Traduci in inglese questa frase del testo sulla storia del Corpo degli Alpini: "Nel corso del secondo conflitto mondiale le divisioni salgono a sei, sciolte poi nel settembre 1943."

# TESTO DA LEGGERE
◇ ◇ ◇

Su
progetto del Capitano Giuseppe Perrucchetti viene istituito
con R.D. 15 ottobre 1872 il Corpo degli Alpini per preparare
truppe destinate alla difesa dei confini montani. Vengono
formate 15 compagnie che aumentano a 36, ripartite in
10 battaglioni, nel 1878.
Costituiti nel 1882 i primi reggimenti,
questi divengono 7 per complessivi 22 battaglioni nel
1887; il battesimo del fuoco avviene alla battaglia
di Adua (1° marzo 1896).
Durante la guerra 1915-18 (Prima Mondiale),
formato l'8° reggimento nel 1909, il Corpo comprende
88 battaglioni riuniti in 20 gruppi, 9 raggruppamenti
e 4 divisioni. Terminato il conflitto rimangono in vita
otto reggimenti ai quali si unisce il 9° costituito
nel 1919.
Con l'ordinamento 1926 si formano tre
comandi di brigata, poi quattro nel 1933, trasformati
in Divisioni nel 1935. Sempre nel 1935 sono costituiti
l'11° ed il 12° reggimento (questo soppresso l'anno
successivo) ed una 5^ Divisione.
Nel corso del secondo conflitto mondiale
le divisioni salgono a sei, sciolte poi nel settembre
1943.
Presenti nella guerra di liberazione
con i battaglioni "Piemonte" e "Abruzzi" (poi "L'Aquila"),
gli alpini ricostituiscono le loro unità su cinque brigate
(Julia, Taurinense, Cadore, Orobica e Tridentina), gradualmente
ridotte alle Brigate
Julia, Taurinense e Comando Divisione Tridentina.

◇ ◇ ◇

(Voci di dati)
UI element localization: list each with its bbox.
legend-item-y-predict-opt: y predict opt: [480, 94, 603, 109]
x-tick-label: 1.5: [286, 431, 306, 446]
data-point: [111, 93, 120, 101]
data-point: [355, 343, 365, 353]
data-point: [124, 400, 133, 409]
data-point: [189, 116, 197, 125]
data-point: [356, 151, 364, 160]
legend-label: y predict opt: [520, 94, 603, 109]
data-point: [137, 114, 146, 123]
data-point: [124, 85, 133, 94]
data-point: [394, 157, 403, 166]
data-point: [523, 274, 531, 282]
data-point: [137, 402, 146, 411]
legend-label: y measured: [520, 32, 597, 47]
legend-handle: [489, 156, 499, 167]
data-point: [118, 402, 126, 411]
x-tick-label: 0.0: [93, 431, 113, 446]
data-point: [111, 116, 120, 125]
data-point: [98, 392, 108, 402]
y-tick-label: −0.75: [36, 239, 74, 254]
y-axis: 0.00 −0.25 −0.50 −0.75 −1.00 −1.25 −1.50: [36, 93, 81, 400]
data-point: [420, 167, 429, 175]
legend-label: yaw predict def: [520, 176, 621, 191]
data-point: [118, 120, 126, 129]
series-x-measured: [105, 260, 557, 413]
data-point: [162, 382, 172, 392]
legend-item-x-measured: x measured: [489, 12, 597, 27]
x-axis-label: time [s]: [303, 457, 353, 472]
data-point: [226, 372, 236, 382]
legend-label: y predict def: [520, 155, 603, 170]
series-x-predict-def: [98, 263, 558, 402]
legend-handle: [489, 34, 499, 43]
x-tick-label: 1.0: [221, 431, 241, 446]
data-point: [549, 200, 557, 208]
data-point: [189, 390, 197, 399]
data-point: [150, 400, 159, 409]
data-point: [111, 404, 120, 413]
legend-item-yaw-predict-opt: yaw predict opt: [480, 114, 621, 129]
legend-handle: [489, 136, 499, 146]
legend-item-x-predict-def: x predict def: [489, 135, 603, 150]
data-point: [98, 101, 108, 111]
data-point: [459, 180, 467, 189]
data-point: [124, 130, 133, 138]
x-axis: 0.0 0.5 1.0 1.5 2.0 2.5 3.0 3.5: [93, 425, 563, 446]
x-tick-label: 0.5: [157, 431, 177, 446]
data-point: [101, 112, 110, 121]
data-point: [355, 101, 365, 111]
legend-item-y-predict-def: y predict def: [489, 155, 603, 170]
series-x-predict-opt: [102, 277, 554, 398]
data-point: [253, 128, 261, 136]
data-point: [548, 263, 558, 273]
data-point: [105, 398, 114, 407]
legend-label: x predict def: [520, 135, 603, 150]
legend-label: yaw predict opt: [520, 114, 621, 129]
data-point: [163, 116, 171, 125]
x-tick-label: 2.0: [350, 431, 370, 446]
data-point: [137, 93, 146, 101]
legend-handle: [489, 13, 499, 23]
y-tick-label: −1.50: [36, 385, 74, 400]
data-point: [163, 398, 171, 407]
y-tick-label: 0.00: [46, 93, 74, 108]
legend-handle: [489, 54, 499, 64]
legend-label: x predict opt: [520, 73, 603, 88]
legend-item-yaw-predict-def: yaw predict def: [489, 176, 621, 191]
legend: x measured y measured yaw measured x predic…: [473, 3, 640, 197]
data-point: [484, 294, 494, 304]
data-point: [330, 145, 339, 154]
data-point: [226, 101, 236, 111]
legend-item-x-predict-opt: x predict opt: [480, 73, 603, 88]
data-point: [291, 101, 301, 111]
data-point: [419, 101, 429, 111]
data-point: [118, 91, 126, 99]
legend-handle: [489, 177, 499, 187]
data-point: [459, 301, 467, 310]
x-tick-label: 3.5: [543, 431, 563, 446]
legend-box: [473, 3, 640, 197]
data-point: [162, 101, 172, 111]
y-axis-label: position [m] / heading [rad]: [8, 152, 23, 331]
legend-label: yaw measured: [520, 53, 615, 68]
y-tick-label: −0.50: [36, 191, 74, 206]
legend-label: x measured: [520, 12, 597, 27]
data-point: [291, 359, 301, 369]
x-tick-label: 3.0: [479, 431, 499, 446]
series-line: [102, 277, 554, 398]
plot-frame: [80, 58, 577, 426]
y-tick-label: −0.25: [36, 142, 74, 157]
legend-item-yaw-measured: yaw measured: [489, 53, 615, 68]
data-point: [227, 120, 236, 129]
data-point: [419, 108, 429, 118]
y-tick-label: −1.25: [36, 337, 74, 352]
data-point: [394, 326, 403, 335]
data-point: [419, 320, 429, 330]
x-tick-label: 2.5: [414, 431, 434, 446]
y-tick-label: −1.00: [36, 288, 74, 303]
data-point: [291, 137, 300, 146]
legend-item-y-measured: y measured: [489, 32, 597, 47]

◇ ◇ ◇

# SOLUZIONE
During the Second World War the divisions rose to six, and were then disbanded in September 1943.